─── DATA TO USE ───
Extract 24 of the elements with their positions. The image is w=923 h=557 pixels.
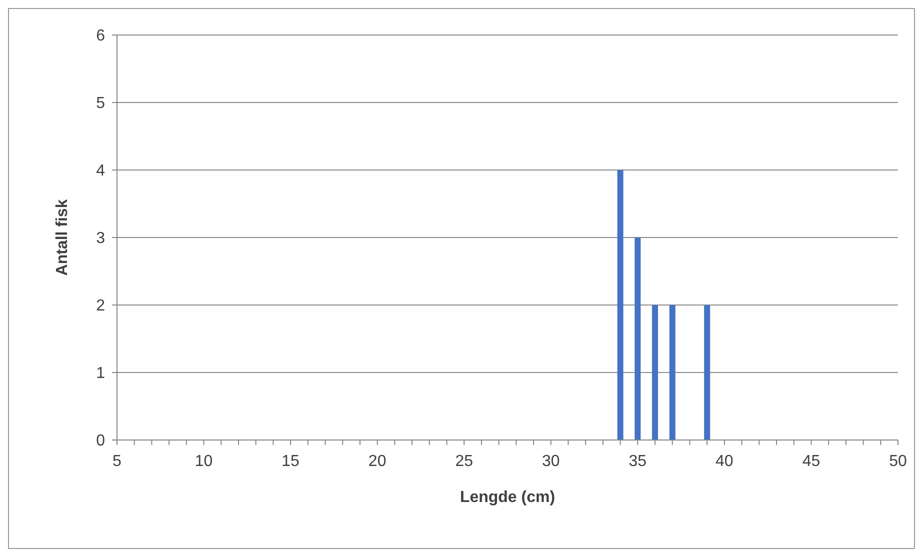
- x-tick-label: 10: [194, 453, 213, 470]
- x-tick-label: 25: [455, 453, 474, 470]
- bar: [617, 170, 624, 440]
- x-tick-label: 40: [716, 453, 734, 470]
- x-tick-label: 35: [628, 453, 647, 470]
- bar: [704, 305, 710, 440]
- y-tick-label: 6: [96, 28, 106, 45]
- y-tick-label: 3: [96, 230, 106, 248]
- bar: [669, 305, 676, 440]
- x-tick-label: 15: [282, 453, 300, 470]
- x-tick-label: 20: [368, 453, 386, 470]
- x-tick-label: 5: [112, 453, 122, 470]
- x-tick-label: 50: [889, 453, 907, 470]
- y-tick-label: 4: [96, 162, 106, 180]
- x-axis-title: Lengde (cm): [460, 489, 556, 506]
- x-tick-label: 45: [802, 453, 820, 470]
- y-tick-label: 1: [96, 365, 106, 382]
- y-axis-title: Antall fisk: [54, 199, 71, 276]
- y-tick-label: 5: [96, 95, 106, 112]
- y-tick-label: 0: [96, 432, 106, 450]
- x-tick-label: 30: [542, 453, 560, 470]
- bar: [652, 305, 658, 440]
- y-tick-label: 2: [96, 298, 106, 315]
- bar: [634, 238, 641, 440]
───
→ **WORK REQUIRED**: Can you rewrite every line above as a JSON list of strings, one string per line, with blank lines skipped and the picture left out?

→ **FINAL ANSWER**:
[
  "Extract 24 of the elements with their positions. The image is w=923 h=557 pixels.",
  "- x-tick-label: 10: [194, 453, 213, 470]",
  "- x-tick-label: 25: [455, 453, 474, 470]",
  "- bar: [617, 170, 624, 440]",
  "- x-tick-label: 40: [716, 453, 734, 470]",
  "- x-tick-label: 35: [628, 453, 647, 470]",
  "- bar: [704, 305, 710, 440]",
  "- y-tick-label: 6: [96, 28, 106, 45]",
  "- y-tick-label: 3: [96, 230, 106, 248]",
  "- bar: [669, 305, 676, 440]",
  "- x-tick-label: 15: [282, 453, 300, 470]",
  "- x-tick-label: 20: [368, 453, 386, 470]",
  "- x-tick-label: 5: [112, 453, 122, 470]",
  "- x-tick-label: 50: [889, 453, 907, 470]",
  "- y-tick-label: 4: [96, 162, 106, 180]",
  "- x-axis-title: Lengde (cm): [460, 489, 556, 506]",
  "- x-tick-label: 45: [802, 453, 820, 470]",
  "- y-tick-label: 1: [96, 365, 106, 382]",
  "- y-axis-title: Antall fisk: [54, 199, 71, 276]",
  "- y-tick-label: 5: [96, 95, 106, 112]",
  "- y-tick-label: 0: [96, 432, 106, 450]",
  "- x-tick-label: 30: [542, 453, 560, 470]",
  "- bar: [652, 305, 658, 440]",
  "- y-tick-label: 2: [96, 298, 106, 315]",
  "- bar: [634, 238, 641, 440]"
]